Supplied data
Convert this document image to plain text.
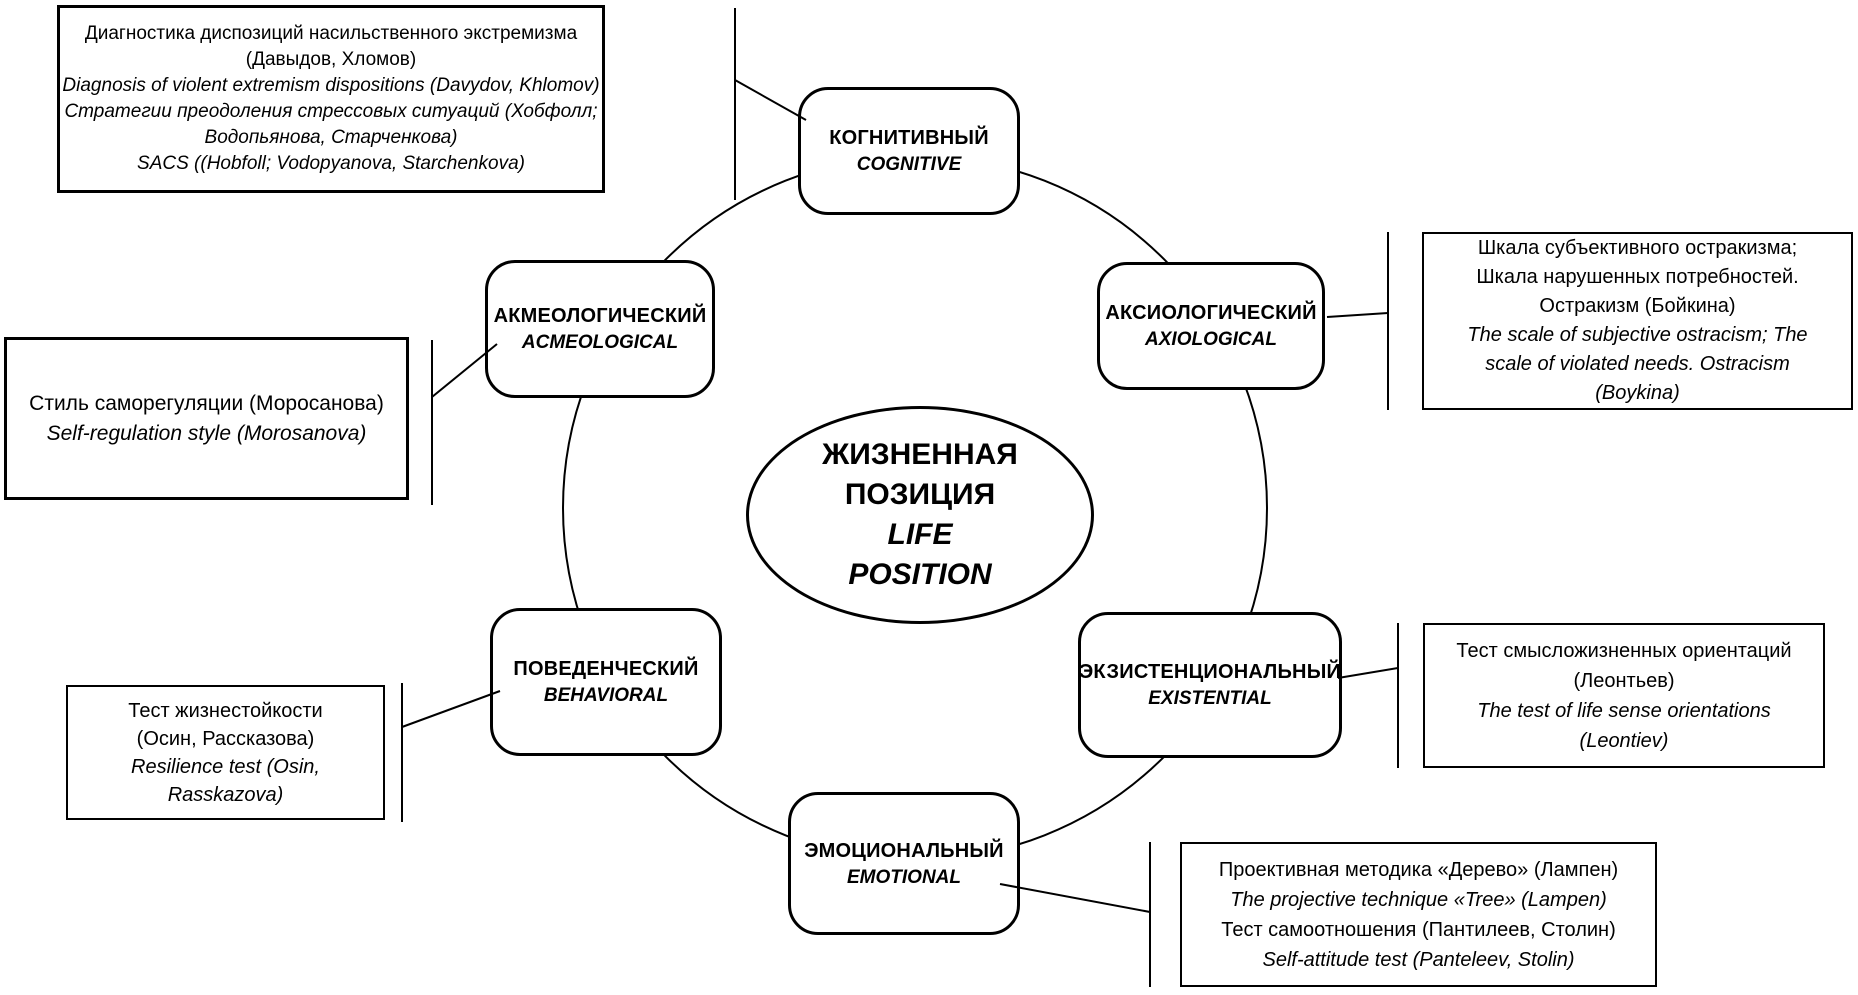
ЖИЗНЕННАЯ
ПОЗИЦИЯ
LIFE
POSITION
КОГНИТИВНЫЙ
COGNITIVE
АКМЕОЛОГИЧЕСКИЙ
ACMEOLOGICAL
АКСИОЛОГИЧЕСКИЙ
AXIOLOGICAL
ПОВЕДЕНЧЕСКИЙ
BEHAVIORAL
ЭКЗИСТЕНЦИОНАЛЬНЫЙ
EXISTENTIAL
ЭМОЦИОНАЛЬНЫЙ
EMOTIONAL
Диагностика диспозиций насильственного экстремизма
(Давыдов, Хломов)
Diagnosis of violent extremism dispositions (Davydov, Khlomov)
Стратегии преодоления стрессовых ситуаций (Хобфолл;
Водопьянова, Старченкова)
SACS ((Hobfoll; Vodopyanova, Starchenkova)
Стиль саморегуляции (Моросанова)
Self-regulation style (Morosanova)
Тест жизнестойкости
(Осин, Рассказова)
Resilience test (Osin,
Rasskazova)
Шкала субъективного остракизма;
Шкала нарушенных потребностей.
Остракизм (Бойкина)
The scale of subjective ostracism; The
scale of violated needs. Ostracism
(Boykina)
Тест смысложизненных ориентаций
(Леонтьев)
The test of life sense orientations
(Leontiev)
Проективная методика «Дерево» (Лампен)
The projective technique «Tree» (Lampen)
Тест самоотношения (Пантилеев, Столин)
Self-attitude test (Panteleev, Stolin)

Goal
From the listing above, copy every line that holds the string "Шкала".

Task answer
Шкала субъективного остракизма;
Шкала нарушенных потребностей.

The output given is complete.